— Begin Data extract —

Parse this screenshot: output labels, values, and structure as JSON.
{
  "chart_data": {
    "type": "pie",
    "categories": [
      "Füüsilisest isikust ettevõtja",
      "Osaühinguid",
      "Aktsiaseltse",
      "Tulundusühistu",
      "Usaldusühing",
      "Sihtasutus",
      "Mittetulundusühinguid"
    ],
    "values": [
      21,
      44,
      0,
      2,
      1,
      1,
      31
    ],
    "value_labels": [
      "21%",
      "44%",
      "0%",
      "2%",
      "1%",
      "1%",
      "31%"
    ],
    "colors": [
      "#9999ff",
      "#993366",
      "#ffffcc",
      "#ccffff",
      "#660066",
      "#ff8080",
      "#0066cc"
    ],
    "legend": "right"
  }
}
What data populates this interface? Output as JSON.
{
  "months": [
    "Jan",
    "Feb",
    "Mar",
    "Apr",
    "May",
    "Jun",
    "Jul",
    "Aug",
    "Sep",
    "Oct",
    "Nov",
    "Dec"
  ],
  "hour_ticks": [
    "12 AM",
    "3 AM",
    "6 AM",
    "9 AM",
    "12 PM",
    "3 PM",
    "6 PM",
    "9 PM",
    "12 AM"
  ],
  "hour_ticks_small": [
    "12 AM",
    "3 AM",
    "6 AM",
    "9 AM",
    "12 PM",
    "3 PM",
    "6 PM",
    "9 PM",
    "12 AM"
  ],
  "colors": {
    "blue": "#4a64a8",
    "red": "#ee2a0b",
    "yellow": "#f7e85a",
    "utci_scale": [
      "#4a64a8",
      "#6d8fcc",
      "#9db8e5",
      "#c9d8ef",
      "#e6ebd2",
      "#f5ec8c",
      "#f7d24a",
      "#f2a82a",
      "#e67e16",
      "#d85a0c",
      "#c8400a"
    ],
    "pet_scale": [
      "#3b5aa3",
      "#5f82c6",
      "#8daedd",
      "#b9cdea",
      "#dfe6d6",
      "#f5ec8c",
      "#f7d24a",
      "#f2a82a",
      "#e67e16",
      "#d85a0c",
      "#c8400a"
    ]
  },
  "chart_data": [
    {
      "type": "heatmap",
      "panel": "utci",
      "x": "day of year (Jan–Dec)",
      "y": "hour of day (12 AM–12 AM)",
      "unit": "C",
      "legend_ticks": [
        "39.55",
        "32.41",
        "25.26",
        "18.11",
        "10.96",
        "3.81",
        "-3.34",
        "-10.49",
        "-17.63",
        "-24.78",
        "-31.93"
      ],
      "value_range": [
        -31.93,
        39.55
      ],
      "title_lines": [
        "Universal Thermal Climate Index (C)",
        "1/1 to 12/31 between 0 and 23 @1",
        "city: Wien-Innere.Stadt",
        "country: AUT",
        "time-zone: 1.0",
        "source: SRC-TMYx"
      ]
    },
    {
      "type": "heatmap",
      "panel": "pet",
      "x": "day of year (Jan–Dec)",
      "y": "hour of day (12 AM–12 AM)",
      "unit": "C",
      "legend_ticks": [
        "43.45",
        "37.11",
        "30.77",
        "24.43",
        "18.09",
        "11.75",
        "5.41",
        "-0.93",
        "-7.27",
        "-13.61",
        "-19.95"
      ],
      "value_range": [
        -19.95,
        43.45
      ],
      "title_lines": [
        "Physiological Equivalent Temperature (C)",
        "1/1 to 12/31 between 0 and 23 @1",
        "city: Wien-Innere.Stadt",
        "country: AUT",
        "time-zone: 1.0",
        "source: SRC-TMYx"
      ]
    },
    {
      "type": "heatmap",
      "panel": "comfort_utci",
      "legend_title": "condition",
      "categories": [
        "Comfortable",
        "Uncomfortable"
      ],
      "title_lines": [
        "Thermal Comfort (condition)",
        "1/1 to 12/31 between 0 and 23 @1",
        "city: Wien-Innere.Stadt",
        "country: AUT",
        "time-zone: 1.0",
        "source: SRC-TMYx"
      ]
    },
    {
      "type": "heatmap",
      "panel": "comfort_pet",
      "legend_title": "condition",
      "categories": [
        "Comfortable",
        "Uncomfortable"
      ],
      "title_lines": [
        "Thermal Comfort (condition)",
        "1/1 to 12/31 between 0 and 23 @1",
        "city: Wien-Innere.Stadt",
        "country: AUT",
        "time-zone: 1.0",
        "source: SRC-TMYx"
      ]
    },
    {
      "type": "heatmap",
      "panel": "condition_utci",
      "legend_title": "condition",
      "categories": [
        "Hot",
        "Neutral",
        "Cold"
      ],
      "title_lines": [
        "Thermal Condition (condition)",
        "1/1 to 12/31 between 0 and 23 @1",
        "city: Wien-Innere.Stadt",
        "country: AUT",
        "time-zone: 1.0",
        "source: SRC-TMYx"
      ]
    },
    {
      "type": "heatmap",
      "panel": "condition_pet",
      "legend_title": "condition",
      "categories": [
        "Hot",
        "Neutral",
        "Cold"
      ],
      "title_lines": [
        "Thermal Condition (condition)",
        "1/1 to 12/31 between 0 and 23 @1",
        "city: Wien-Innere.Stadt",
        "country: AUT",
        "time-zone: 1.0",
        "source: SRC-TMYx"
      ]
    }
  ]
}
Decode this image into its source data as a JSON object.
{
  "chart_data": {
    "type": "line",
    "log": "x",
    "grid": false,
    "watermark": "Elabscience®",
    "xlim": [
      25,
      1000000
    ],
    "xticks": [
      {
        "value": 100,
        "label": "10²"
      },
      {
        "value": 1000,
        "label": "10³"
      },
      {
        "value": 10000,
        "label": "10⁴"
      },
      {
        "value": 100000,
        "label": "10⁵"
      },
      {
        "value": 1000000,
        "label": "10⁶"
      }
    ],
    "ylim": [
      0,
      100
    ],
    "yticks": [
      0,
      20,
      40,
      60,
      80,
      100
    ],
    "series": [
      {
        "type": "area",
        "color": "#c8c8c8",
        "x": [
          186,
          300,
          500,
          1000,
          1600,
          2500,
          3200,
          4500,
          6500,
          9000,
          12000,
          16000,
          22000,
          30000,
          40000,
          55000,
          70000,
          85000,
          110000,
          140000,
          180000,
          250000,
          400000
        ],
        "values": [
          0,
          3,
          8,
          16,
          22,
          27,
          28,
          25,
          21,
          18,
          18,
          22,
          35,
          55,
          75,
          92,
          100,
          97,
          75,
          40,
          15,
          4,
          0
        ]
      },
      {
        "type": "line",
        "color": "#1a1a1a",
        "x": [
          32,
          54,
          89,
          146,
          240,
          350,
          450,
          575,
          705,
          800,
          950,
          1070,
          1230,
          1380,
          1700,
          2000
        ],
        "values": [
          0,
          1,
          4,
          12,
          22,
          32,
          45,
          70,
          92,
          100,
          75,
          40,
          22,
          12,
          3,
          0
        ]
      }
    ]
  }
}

— End Data extract —

### Short problem
Transcribe every entry word for word.

### Correct response
Parse this screenshot: output labels, values, and structure as JSON.
{
  "chart_data": {
    "type": "pie",
    "categories": [
      "Füüsilisest isikust ettevõtja",
      "Osaühinguid",
      "Aktsiaseltse",
      "Tulundusühistu",
      "Usaldusühing",
      "Sihtasutus",
      "Mittetulundusühinguid"
    ],
    "values": [
      21,
      44,
      0,
      2,
      1,
      1,
      31
    ],
    "value_labels": [
      "21%",
      "44%",
      "0%",
      "2%",
      "1%",
      "1%",
      "31%"
    ],
    "colors": [
      "#9999ff",
      "#993366",
      "#ffffcc",
      "#ccffff",
      "#660066",
      "#ff8080",
      "#0066cc"
    ],
    "legend": "right"
  }
}
What data populates this interface? Output as JSON.
{
  "months": [
    "Jan",
    "Feb",
    "Mar",
    "Apr",
    "May",
    "Jun",
    "Jul",
    "Aug",
    "Sep",
    "Oct",
    "Nov",
    "Dec"
  ],
  "hour_ticks": [
    "12 AM",
    "3 AM",
    "6 AM",
    "9 AM",
    "12 PM",
    "3 PM",
    "6 PM",
    "9 PM",
    "12 AM"
  ],
  "hour_ticks_small": [
    "12 AM",
    "3 AM",
    "6 AM",
    "9 AM",
    "12 PM",
    "3 PM",
    "6 PM",
    "9 PM",
    "12 AM"
  ],
  "colors": {
    "blue": "#4a64a8",
    "red": "#ee2a0b",
    "yellow": "#f7e85a",
    "utci_scale": [
      "#4a64a8",
      "#6d8fcc",
      "#9db8e5",
      "#c9d8ef",
      "#e6ebd2",
      "#f5ec8c",
      "#f7d24a",
      "#f2a82a",
      "#e67e16",
      "#d85a0c",
      "#c8400a"
    ],
    "pet_scale": [
      "#3b5aa3",
      "#5f82c6",
      "#8daedd",
      "#b9cdea",
      "#dfe6d6",
      "#f5ec8c",
      "#f7d24a",
      "#f2a82a",
      "#e67e16",
      "#d85a0c",
      "#c8400a"
    ]
  },
  "chart_data": [
    {
      "type": "heatmap",
      "panel": "utci",
      "x": "day of year (Jan–Dec)",
      "y": "hour of day (12 AM–12 AM)",
      "unit": "C",
      "legend_ticks": [
        "39.55",
        "32.41",
        "25.26",
        "18.11",
        "10.96",
        "3.81",
        "-3.34",
        "-10.49",
        "-17.63",
        "-24.78",
        "-31.93"
      ],
      "value_range": [
        -31.93,
        39.55
      ],
      "title_lines": [
        "Universal Thermal Climate Index (C)",
        "1/1 to 12/31 between 0 and 23 @1",
        "city: Wien-Innere.Stadt",
        "country: AUT",
        "time-zone: 1.0",
        "source: SRC-TMYx"
      ]
    },
    {
      "type": "heatmap",
      "panel": "pet",
      "x": "day of year (Jan–Dec)",
      "y": "hour of day (12 AM–12 AM)",
      "unit": "C",
      "legend_ticks": [
        "43.45",
        "37.11",
        "30.77",
        "24.43",
        "18.09",
        "11.75",
        "5.41",
        "-0.93",
        "-7.27",
        "-13.61",
        "-19.95"
      ],
      "value_range": [
        -19.95,
        43.45
      ],
      "title_lines": [
        "Physiological Equivalent Temperature (C)",
        "1/1 to 12/31 between 0 and 23 @1",
        "city: Wien-Innere.Stadt",
        "country: AUT",
        "time-zone: 1.0",
        "source: SRC-TMYx"
      ]
    },
    {
      "type": "heatmap",
      "panel": "comfort_utci",
      "legend_title": "condition",
      "categories": [
        "Comfortable",
        "Uncomfortable"
      ],
      "title_lines": [
        "Thermal Comfort (condition)",
        "1/1 to 12/31 between 0 and 23 @1",
        "city: Wien-Innere.Stadt",
        "country: AUT",
        "time-zone: 1.0",
        "source: SRC-TMYx"
      ]
    },
    {
      "type": "heatmap",
      "panel": "comfort_pet",
      "legend_title": "condition",
      "categories": [
        "Comfortable",
        "Uncomfortable"
      ],
      "title_lines": [
        "Thermal Comfort (condition)",
        "1/1 to 12/31 between 0 and 23 @1",
        "city: Wien-Innere.Stadt",
        "country: AUT",
        "time-zone: 1.0",
        "source: SRC-TMYx"
      ]
    },
    {
      "type": "heatmap",
      "panel": "condition_utci",
      "legend_title": "condition",
      "categories": [
        "Hot",
        "Neutral",
        "Cold"
      ],
      "title_lines": [
        "Thermal Condition (condition)",
        "1/1 to 12/31 between 0 and 23 @1",
        "city: Wien-Innere.Stadt",
        "country: AUT",
        "time-zone: 1.0",
        "source: SRC-TMYx"
      ]
    },
    {
      "type": "heatmap",
      "panel": "condition_pet",
      "legend_title": "condition",
      "categories": [
        "Hot",
        "Neutral",
        "Cold"
      ],
      "title_lines": [
        "Thermal Condition (condition)",
        "1/1 to 12/31 between 0 and 23 @1",
        "city: Wien-Innere.Stadt",
        "country: AUT",
        "time-zone: 1.0",
        "source: SRC-TMYx"
      ]
    }
  ]
}
Decode this image into its source data as a JSON object.
{
  "chart_data": {
    "type": "line",
    "log": "x",
    "grid": false,
    "watermark": "Elabscience®",
    "xlim": [
      25,
      1000000
    ],
    "xticks": [
      {
        "value": 100,
        "label": "10²"
      },
      {
        "value": 1000,
        "label": "10³"
      },
      {
        "value": 10000,
        "label": "10⁴"
      },
      {
        "value": 100000,
        "label": "10⁵"
      },
      {
        "value": 1000000,
        "label": "10⁶"
      }
    ],
    "ylim": [
      0,
      100
    ],
    "yticks": [
      0,
      20,
      40,
      60,
      80,
      100
    ],
    "series": [
      {
        "type": "area",
        "color": "#c8c8c8",
        "x": [
          186,
          300,
          500,
          1000,
          1600,
          2500,
          3200,
          4500,
          6500,
          9000,
          12000,
          16000,
          22000,
          30000,
          40000,
          55000,
          70000,
          85000,
          110000,
          140000,
          180000,
          250000,
          400000
        ],
        "values": [
          0,
          3,
          8,
          16,
          22,
          27,
          28,
          25,
          21,
          18,
          18,
          22,
          35,
          55,
          75,
          92,
          100,
          97,
          75,
          40,
          15,
          4,
          0
        ]
      },
      {
        "type": "line",
        "color": "#1a1a1a",
        "x": [
          32,
          54,
          89,
          146,
          240,
          350,
          450,
          575,
          705,
          800,
          950,
          1070,
          1230,
          1380,
          1700,
          2000
        ],
        "values": [
          0,
          1,
          4,
          12,
          22,
          32,
          45,
          70,
          92,
          100,
          75,
          40,
          22,
          12,
          3,
          0
        ]
      }
    ]
  }
}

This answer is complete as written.